**EXERCISE OBJECTIVE:** Every line with the string "JSON" should be gathered.

**TASK INPUTS:**
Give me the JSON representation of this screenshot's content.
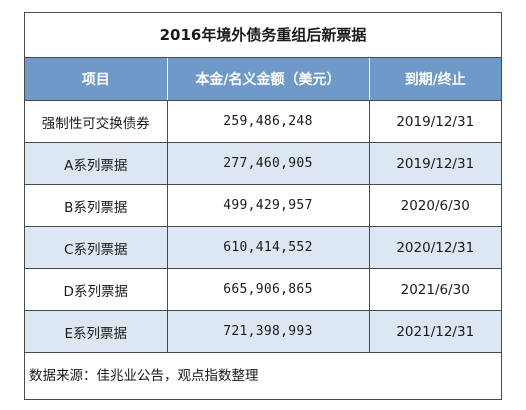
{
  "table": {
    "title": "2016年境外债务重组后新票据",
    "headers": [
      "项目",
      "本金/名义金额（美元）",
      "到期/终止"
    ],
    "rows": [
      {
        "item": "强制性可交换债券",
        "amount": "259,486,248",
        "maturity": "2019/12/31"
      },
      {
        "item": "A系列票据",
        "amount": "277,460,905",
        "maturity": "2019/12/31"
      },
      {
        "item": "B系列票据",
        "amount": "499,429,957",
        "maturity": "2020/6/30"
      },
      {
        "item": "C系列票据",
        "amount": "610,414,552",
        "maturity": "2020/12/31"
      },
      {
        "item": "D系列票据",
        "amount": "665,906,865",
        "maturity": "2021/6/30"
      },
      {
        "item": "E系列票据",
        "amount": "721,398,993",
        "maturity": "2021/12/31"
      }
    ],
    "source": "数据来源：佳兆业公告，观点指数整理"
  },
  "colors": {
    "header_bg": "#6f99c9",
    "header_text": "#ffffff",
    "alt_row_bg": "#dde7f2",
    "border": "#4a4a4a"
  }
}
--
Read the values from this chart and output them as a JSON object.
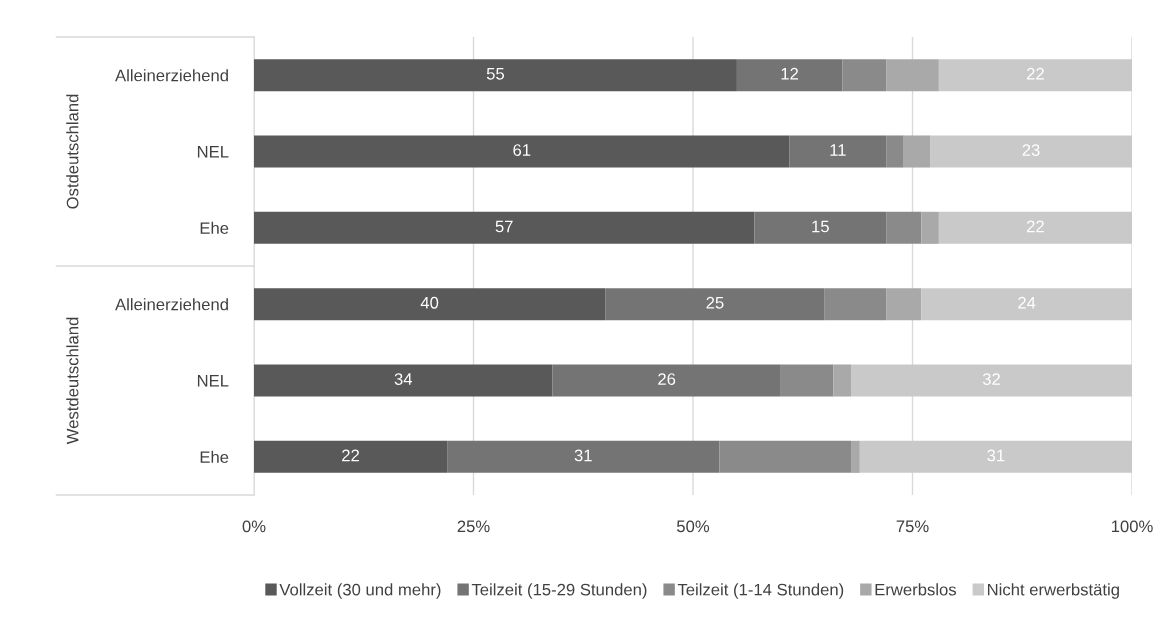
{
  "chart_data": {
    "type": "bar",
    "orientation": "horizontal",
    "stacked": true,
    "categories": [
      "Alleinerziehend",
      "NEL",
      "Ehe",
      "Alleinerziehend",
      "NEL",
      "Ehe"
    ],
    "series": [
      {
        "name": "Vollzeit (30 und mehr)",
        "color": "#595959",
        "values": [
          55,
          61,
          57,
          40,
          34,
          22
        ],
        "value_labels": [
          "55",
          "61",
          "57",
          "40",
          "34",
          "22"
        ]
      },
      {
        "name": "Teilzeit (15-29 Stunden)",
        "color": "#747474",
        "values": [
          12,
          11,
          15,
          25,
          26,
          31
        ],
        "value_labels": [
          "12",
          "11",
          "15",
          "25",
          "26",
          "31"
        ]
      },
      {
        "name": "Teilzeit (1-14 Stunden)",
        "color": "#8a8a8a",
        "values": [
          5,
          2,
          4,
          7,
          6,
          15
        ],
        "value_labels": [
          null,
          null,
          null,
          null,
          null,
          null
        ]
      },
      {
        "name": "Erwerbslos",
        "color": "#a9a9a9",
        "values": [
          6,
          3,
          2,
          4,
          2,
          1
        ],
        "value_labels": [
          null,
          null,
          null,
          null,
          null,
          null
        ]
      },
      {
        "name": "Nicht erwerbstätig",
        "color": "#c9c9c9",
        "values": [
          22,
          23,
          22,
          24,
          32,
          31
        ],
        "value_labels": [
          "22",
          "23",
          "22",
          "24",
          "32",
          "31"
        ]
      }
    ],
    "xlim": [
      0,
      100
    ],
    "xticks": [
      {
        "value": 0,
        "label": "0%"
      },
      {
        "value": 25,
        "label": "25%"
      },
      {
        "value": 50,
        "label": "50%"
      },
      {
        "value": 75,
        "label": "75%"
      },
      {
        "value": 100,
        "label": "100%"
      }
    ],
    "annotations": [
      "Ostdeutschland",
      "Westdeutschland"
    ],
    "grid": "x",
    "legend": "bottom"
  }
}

**THE REPLY:**
Give me the JSON representation of this screenshot's content.
Read the values from this chart and output them as a JSON object.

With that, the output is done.